═══ GIVEN DATA
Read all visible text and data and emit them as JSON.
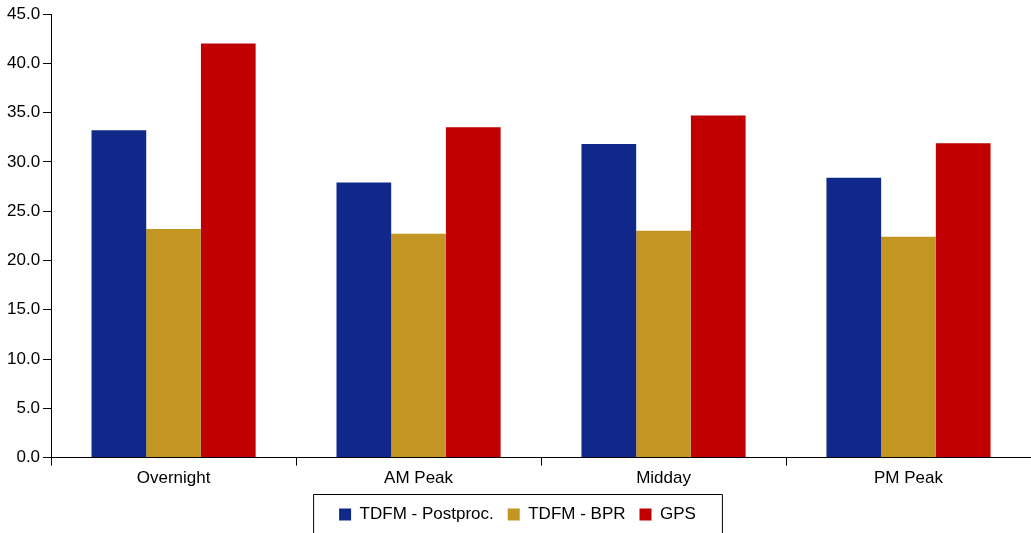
{
  "chart_data": {
    "type": "bar",
    "categories": [
      "Overnight",
      "AM Peak",
      "Midday",
      "PM Peak"
    ],
    "series": [
      {
        "name": "TDFM - Postproc.",
        "color": "#10288a",
        "values": [
          33.2,
          27.9,
          31.8,
          28.4
        ]
      },
      {
        "name": "TDFM - BPR",
        "color": "#c39523",
        "values": [
          23.2,
          22.7,
          23.0,
          22.4
        ]
      },
      {
        "name": "GPS",
        "color": "#c00000",
        "values": [
          42.0,
          33.5,
          34.7,
          31.9
        ]
      }
    ],
    "ylim": [
      0,
      45
    ],
    "yticks": [
      {
        "value": 0,
        "label": "0.0"
      },
      {
        "value": 5,
        "label": "5.0"
      },
      {
        "value": 10,
        "label": "10.0"
      },
      {
        "value": 15,
        "label": "15.0"
      },
      {
        "value": 20,
        "label": "20.0"
      },
      {
        "value": 25,
        "label": "25.0"
      },
      {
        "value": 30,
        "label": "30.0"
      },
      {
        "value": 35,
        "label": "35.0"
      },
      {
        "value": 40,
        "label": "40.0"
      },
      {
        "value": 45,
        "label": "45.0"
      }
    ],
    "grid": false,
    "legend": "bottom"
  }
}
══════
- **EXERCISE DIRECTIONS**
Pick out the lines that contain "label" and copy them.

- **ANSWER TO THE PROBLEM**
        "label": "0.0"
        "label": "5.0"
        "label": "10.0"
        "label": "15.0"
        "label": "20.0"
        "label": "25.0"
        "label": "30.0"
        "label": "35.0"
        "label": "40.0"
        "label": "45.0"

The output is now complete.